Data entries start
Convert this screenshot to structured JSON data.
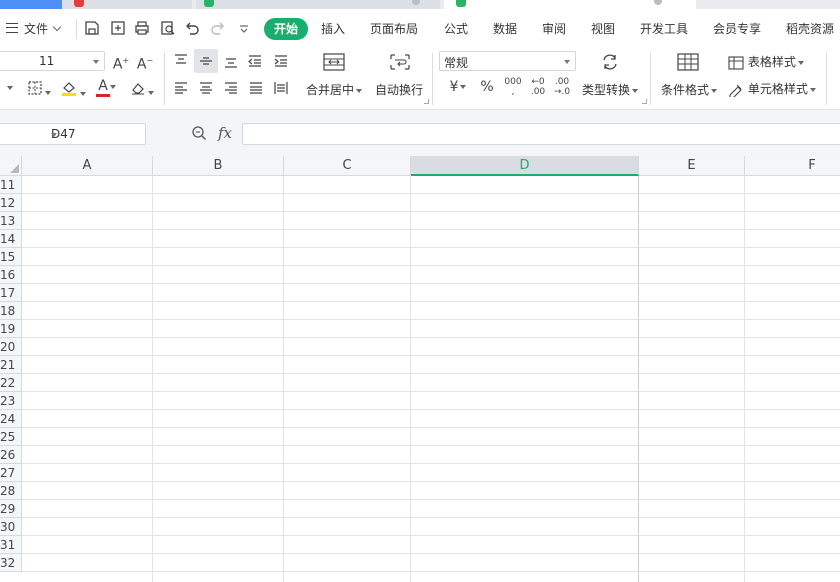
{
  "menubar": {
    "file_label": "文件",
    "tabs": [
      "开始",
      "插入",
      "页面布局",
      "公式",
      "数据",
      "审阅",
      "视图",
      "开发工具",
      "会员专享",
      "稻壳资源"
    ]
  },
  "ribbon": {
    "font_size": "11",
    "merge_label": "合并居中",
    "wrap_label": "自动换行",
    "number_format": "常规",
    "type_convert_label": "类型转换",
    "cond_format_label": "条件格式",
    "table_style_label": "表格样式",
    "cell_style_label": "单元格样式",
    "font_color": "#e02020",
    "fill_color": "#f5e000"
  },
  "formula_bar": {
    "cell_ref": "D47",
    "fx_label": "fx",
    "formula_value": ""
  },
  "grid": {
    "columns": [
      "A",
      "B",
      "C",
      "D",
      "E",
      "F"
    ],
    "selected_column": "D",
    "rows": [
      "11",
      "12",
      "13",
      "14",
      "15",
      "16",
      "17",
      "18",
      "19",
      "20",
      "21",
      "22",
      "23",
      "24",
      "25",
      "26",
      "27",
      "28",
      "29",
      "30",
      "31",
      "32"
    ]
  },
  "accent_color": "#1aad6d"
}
Data entries end
Data entries start
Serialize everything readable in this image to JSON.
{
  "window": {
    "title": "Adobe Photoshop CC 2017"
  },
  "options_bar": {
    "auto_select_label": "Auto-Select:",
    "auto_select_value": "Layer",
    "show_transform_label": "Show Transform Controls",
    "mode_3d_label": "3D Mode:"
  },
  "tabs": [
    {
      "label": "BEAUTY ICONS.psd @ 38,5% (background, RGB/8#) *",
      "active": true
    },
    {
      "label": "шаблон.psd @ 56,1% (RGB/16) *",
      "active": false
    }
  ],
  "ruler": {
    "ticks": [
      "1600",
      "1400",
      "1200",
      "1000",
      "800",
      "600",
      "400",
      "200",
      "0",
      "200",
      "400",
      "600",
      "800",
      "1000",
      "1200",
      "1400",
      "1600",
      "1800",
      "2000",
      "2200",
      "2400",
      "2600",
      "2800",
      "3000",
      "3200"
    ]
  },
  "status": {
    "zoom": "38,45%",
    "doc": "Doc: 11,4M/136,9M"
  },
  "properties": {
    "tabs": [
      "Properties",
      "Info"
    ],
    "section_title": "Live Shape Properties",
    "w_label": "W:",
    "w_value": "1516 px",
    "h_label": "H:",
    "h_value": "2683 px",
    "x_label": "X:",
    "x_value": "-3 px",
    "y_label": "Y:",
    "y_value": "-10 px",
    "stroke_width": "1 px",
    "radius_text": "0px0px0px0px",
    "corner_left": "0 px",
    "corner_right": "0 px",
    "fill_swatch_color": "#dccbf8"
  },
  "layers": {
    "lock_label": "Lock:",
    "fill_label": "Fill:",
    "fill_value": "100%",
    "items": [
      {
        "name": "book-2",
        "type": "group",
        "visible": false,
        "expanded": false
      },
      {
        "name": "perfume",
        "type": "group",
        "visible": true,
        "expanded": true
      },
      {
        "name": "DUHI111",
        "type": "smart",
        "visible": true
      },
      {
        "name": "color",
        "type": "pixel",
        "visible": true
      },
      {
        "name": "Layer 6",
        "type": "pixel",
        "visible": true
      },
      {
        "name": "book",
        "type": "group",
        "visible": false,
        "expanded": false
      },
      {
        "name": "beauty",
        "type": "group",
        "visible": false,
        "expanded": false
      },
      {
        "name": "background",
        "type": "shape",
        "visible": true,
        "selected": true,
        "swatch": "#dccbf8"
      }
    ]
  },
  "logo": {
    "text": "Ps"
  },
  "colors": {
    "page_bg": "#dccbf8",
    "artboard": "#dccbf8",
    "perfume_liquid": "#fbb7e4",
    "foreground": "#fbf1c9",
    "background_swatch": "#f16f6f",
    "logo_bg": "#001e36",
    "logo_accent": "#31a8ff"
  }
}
Data entries end
→ **Objective**: Pick out and copy every line that contains the word "name".

→ **Result of the task**:
        "name": "book-2",
        "name": "perfume",
        "name": "DUHI111",
        "name": "color",
        "name": "Layer 6",
        "name": "book",
        "name": "beauty",
        "name": "background",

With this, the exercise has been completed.